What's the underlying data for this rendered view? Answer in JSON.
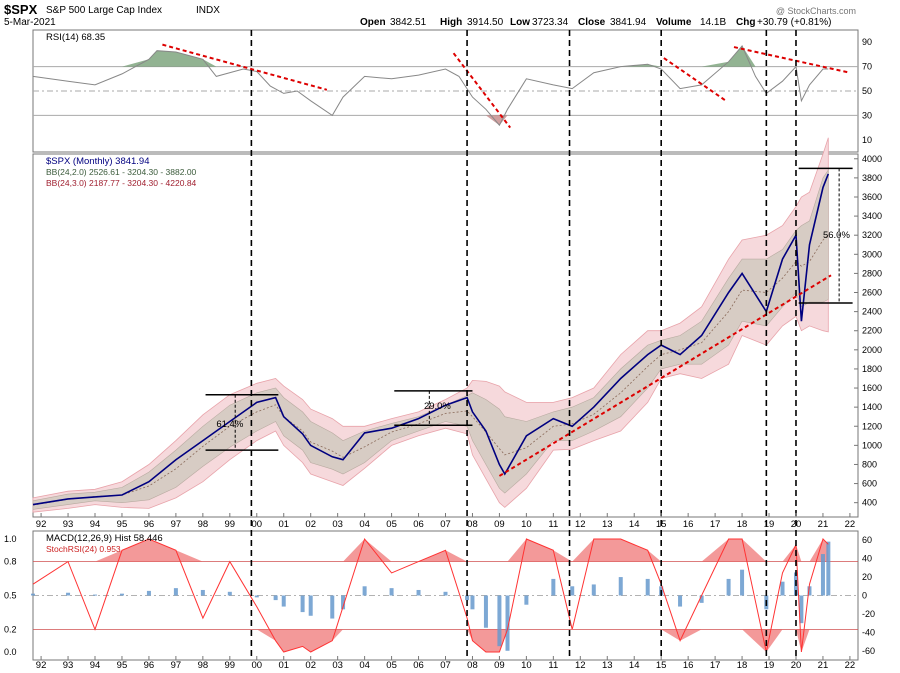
{
  "header": {
    "symbol": "$SPX",
    "name": "S&P 500 Large Cap Index",
    "exchange": "INDX",
    "date": "5-Mar-2021",
    "open_label": "Open",
    "open": "3842.51",
    "high_label": "High",
    "high": "3914.50",
    "low_label": "Low",
    "low": "3723.34",
    "close_label": "Close",
    "close": "3841.94",
    "volume_label": "Volume",
    "volume": "14.1B",
    "chg_label": "Chg",
    "chg": "+30.79 (+0.81%)"
  },
  "watermark": "@ StockCharts.com",
  "colors": {
    "price": "#000080",
    "bb2_fill": "#d7ccc4",
    "bb3_fill": "#f6d9dc",
    "bb3_edge": "#e8a3aa",
    "trend": "#dd0000",
    "rsi_line": "#888888",
    "rsi_fill": "#6e9a6e",
    "macd_hist": "#6699cc",
    "stoch": "#ff3333",
    "stoch_fill": "#f08080"
  },
  "chart_data": [
    {
      "type": "line",
      "panel": "rsi",
      "legend": "RSI(14) 68.35",
      "ylim": [
        0,
        100
      ],
      "yticks": [
        90,
        70,
        50,
        30,
        10
      ],
      "levels": [
        70,
        50,
        30
      ],
      "x": [
        1991.7,
        1993,
        1994,
        1995,
        1996,
        1996.3,
        1997,
        1998,
        1998.5,
        1999.5,
        2000,
        2000.5,
        2001,
        2001.5,
        2002,
        2002.8,
        2003.2,
        2004,
        2005,
        2006,
        2007,
        2007.5,
        2008,
        2008.5,
        2009,
        2009.3,
        2010,
        2011,
        2011.7,
        2012.5,
        2013.5,
        2014.5,
        2015,
        2015.7,
        2016.5,
        2017.5,
        2018,
        2018.5,
        2018.9,
        2019.5,
        2020,
        2020.2,
        2020.5,
        2021,
        2021.2
      ],
      "values": [
        62,
        58,
        55,
        64,
        76,
        83,
        82,
        76,
        62,
        68,
        66,
        54,
        48,
        50,
        42,
        30,
        45,
        62,
        60,
        63,
        68,
        62,
        45,
        35,
        22,
        35,
        60,
        55,
        52,
        65,
        70,
        72,
        68,
        52,
        55,
        74,
        87,
        62,
        48,
        58,
        70,
        42,
        55,
        68,
        68
      ],
      "trendlines": [
        [
          1996.5,
          88,
          2002.6,
          51
        ],
        [
          2007.3,
          81,
          2009.4,
          20
        ],
        [
          2015.1,
          77,
          2017.4,
          42
        ],
        [
          2017.7,
          86,
          2022,
          65
        ]
      ]
    },
    {
      "type": "line",
      "panel": "price",
      "legend": [
        "$SPX (Monthly) 3841.94",
        "BB(24,2.0) 2526.61 - 3204.30 - 3882.00",
        "BB(24,3.0) 2187.77 - 3204.30 - 4220.84"
      ],
      "ylim": [
        250,
        4050
      ],
      "yticks": [
        4000,
        3800,
        3600,
        3400,
        3200,
        3000,
        2800,
        2600,
        2400,
        2200,
        2000,
        1800,
        1600,
        1400,
        1200,
        1000,
        800,
        600,
        400
      ],
      "x": [
        1991.7,
        1993,
        1994,
        1995,
        1996,
        1997,
        1998,
        1999,
        2000,
        2000.7,
        2001,
        2001.7,
        2002,
        2002.8,
        2003.2,
        2004,
        2005,
        2006,
        2007,
        2007.8,
        2008,
        2008.5,
        2009,
        2009.2,
        2010,
        2011,
        2011.7,
        2012.5,
        2013.5,
        2014.5,
        2015,
        2015.7,
        2016.5,
        2017.5,
        2018,
        2018.9,
        2019.5,
        2020,
        2020.2,
        2020.5,
        2021,
        2021.2
      ],
      "values": [
        380,
        440,
        460,
        480,
        620,
        850,
        1050,
        1250,
        1450,
        1500,
        1300,
        1120,
        1000,
        880,
        850,
        1130,
        1180,
        1280,
        1420,
        1500,
        1350,
        1150,
        800,
        700,
        1100,
        1280,
        1200,
        1400,
        1700,
        1950,
        2050,
        1950,
        2150,
        2600,
        2800,
        2400,
        2950,
        3200,
        2300,
        3100,
        3700,
        3841.94
      ],
      "bb2_upper": [
        420,
        490,
        510,
        560,
        720,
        950,
        1200,
        1420,
        1550,
        1600,
        1500,
        1350,
        1250,
        1130,
        1050,
        1150,
        1230,
        1300,
        1420,
        1520,
        1550,
        1480,
        1380,
        1300,
        1250,
        1350,
        1400,
        1500,
        1800,
        2050,
        2100,
        2150,
        2300,
        2750,
        2950,
        2950,
        3050,
        3250,
        3300,
        3350,
        3800,
        3882
      ],
      "bb2_lower": [
        330,
        380,
        420,
        400,
        430,
        560,
        780,
        980,
        1150,
        1250,
        1100,
        950,
        820,
        750,
        700,
        820,
        1050,
        1150,
        1250,
        1200,
        1050,
        800,
        550,
        500,
        700,
        1050,
        1050,
        1150,
        1300,
        1600,
        1800,
        1850,
        1850,
        2050,
        2300,
        2250,
        2450,
        2600,
        2450,
        2500,
        2500,
        2526.61
      ],
      "bb3_upper": [
        450,
        520,
        540,
        620,
        800,
        1050,
        1320,
        1530,
        1650,
        1700,
        1620,
        1480,
        1380,
        1280,
        1200,
        1200,
        1280,
        1350,
        1480,
        1600,
        1680,
        1670,
        1620,
        1560,
        1450,
        1450,
        1500,
        1600,
        1950,
        2200,
        2200,
        2280,
        2450,
        2950,
        3150,
        3200,
        3300,
        3500,
        3600,
        3650,
        4050,
        4220.84
      ],
      "bb3_lower": [
        300,
        340,
        380,
        350,
        340,
        450,
        620,
        850,
        1050,
        1150,
        1000,
        820,
        700,
        620,
        580,
        760,
        1000,
        1100,
        1180,
        1120,
        900,
        650,
        400,
        350,
        550,
        950,
        960,
        1050,
        1150,
        1450,
        1700,
        1750,
        1700,
        1850,
        2150,
        2050,
        2250,
        2350,
        2200,
        2250,
        2200,
        2187.77
      ],
      "bb_mid": [
        375,
        435,
        465,
        480,
        575,
        755,
        990,
        1200,
        1350,
        1425,
        1300,
        1150,
        1035,
        940,
        875,
        985,
        1140,
        1225,
        1335,
        1360,
        1300,
        1140,
        965,
        900,
        975,
        1200,
        1225,
        1325,
        1550,
        1825,
        1950,
        2000,
        2075,
        2400,
        2625,
        2600,
        2750,
        2925,
        2875,
        2925,
        3150,
        3204.3
      ],
      "annotations": [
        {
          "label": "61.4%",
          "x": 1999.0,
          "y": 1190
        },
        {
          "label": "29.0%",
          "x": 2006.7,
          "y": 1380
        },
        {
          "label": "56.0%",
          "x": 2021.5,
          "y": 3170
        }
      ],
      "hlines": [
        [
          1998.1,
          2000.8,
          1530
        ],
        [
          1998.1,
          2000.8,
          950
        ],
        [
          2005.1,
          2008.0,
          1570
        ],
        [
          2005.1,
          2008.0,
          1210
        ],
        [
          2020.1,
          2022.1,
          3900
        ],
        [
          2020.1,
          2022.1,
          2490
        ]
      ],
      "measures": [
        [
          1999.2,
          1530,
          950
        ],
        [
          2006.4,
          1570,
          1210
        ],
        [
          2021.6,
          3900,
          2490
        ]
      ],
      "trendlines": [
        [
          2009.0,
          680,
          2021.3,
          2780
        ]
      ]
    },
    {
      "type": "bar",
      "panel": "macd",
      "legend": [
        "MACD(12,26,9) Hist 58.446",
        "StochRSI(24) 0.953"
      ],
      "left_yticks": [
        "1.0",
        "0.8",
        "0.5",
        "0.2",
        "0.0"
      ],
      "right_yticks": [
        60,
        40,
        20,
        0,
        -20,
        -40,
        -60
      ],
      "ylim_right": [
        -70,
        70
      ],
      "x": [
        1991.7,
        1993,
        1994,
        1995,
        1996,
        1997,
        1998,
        1999,
        2000,
        2000.7,
        2001,
        2001.7,
        2002,
        2002.8,
        2003.2,
        2004,
        2005,
        2006,
        2007,
        2007.8,
        2008,
        2008.5,
        2009,
        2009.3,
        2010,
        2011,
        2011.7,
        2012.5,
        2013.5,
        2014.5,
        2015,
        2015.7,
        2016.5,
        2017.5,
        2018,
        2018.9,
        2019.5,
        2020,
        2020.2,
        2020.5,
        2021,
        2021.2
      ],
      "hist": [
        2,
        3,
        1,
        2,
        5,
        8,
        6,
        4,
        -2,
        -5,
        -12,
        -18,
        -22,
        -25,
        -15,
        10,
        8,
        6,
        4,
        -5,
        -15,
        -35,
        -55,
        -60,
        -10,
        18,
        10,
        12,
        20,
        18,
        10,
        -12,
        -8,
        18,
        28,
        -15,
        15,
        25,
        -30,
        10,
        45,
        58.446
      ],
      "stoch": [
        0.6,
        0.8,
        0.2,
        0.9,
        1.0,
        0.9,
        0.3,
        0.8,
        0.4,
        0.1,
        0.0,
        0.05,
        0.0,
        0.1,
        0.4,
        1.0,
        0.7,
        0.8,
        0.9,
        0.3,
        0.1,
        0.0,
        0.0,
        0.2,
        1.0,
        0.9,
        0.2,
        1.0,
        1.0,
        0.9,
        0.6,
        0.1,
        0.5,
        1.0,
        1.0,
        0.0,
        0.7,
        0.95,
        0.0,
        0.6,
        1.0,
        0.953
      ]
    }
  ],
  "x_axis": {
    "ticks": [
      1992,
      1993,
      1994,
      1995,
      1996,
      1997,
      1998,
      1999,
      2000,
      2001,
      2002,
      2003,
      2004,
      2005,
      2006,
      2007,
      2008,
      2009,
      2010,
      2011,
      2012,
      2013,
      2014,
      2015,
      2016,
      2017,
      2018,
      2019,
      2020,
      2021,
      2022
    ],
    "labels": [
      "92",
      "93",
      "94",
      "95",
      "96",
      "97",
      "98",
      "99",
      "00",
      "01",
      "02",
      "03",
      "04",
      "05",
      "06",
      "07",
      "08",
      "09",
      "10",
      "11",
      "12",
      "13",
      "14",
      "15",
      "16",
      "17",
      "18",
      "19",
      "20",
      "21",
      "22"
    ],
    "range": [
      1991.7,
      2022.3
    ]
  },
  "vlines": [
    1999.8,
    2007.8,
    2011.6,
    2015.0,
    2018.9,
    2020.0
  ]
}
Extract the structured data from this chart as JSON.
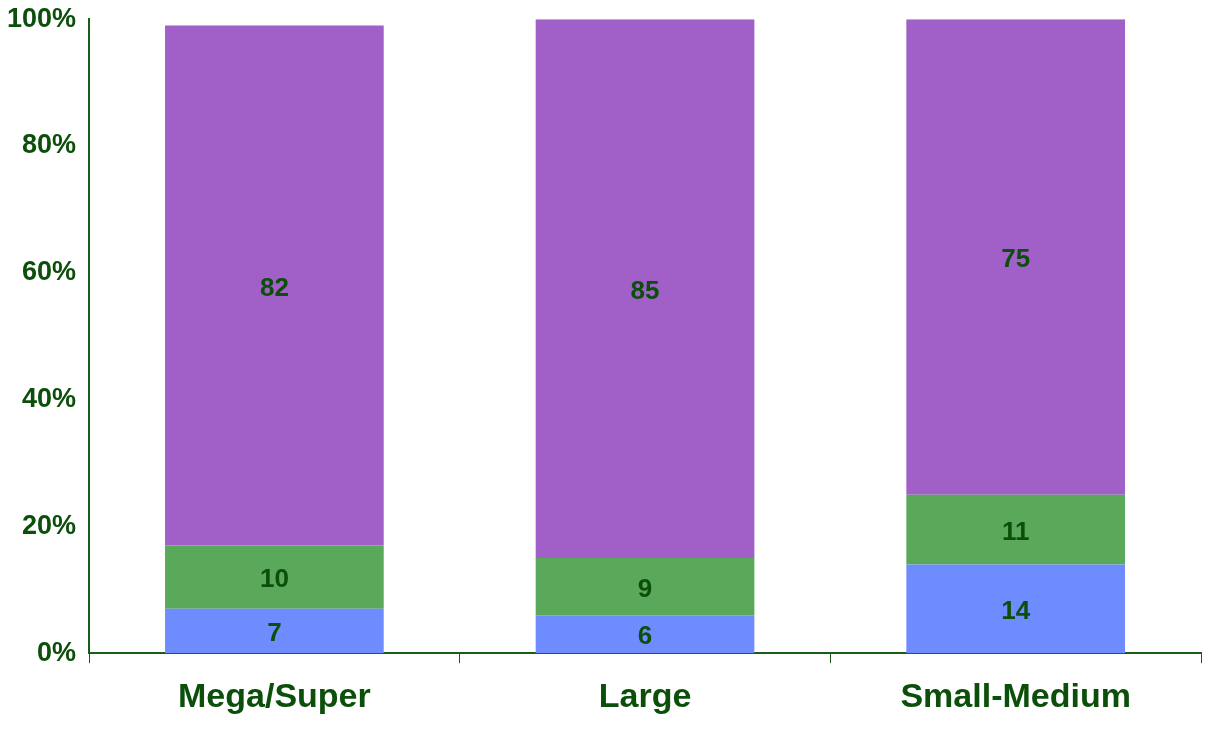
{
  "chart_data": {
    "type": "bar",
    "categories": [
      "Mega/Super",
      "Large",
      "Small-Medium"
    ],
    "stacked": true,
    "series": [
      {
        "color": "#6f8cff",
        "values": [
          7,
          6,
          14
        ]
      },
      {
        "color": "#5aa85a",
        "values": [
          10,
          9,
          11
        ]
      },
      {
        "color": "#a060c8",
        "values": [
          82,
          85,
          75
        ]
      }
    ],
    "ylim": [
      0,
      100
    ],
    "yticks": [
      {
        "value": 0,
        "label": "0%"
      },
      {
        "value": 20,
        "label": "20%"
      },
      {
        "value": 40,
        "label": "40%"
      },
      {
        "value": 60,
        "label": "60%"
      },
      {
        "value": 80,
        "label": "80%"
      },
      {
        "value": 100,
        "label": "100%"
      }
    ],
    "data_labels": true,
    "legend": false,
    "grid": false
  }
}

═══

Repeat only the lines from the one with "Extract the structured" through the end of the data, both included and exactly as written. Pictures stay out of the copy.

Extract the structured data from this chart as JSON.
{
  "chart_data": {
    "type": "bar",
    "categories": [
      "Mega/Super",
      "Large",
      "Small-Medium"
    ],
    "stacked": true,
    "series": [
      {
        "color": "#6f8cff",
        "values": [
          7,
          6,
          14
        ]
      },
      {
        "color": "#5aa85a",
        "values": [
          10,
          9,
          11
        ]
      },
      {
        "color": "#a060c8",
        "values": [
          82,
          85,
          75
        ]
      }
    ],
    "ylim": [
      0,
      100
    ],
    "yticks": [
      {
        "value": 0,
        "label": "0%"
      },
      {
        "value": 20,
        "label": "20%"
      },
      {
        "value": 40,
        "label": "40%"
      },
      {
        "value": 60,
        "label": "60%"
      },
      {
        "value": 80,
        "label": "80%"
      },
      {
        "value": 100,
        "label": "100%"
      }
    ],
    "data_labels": true,
    "legend": false,
    "grid": false
  }
}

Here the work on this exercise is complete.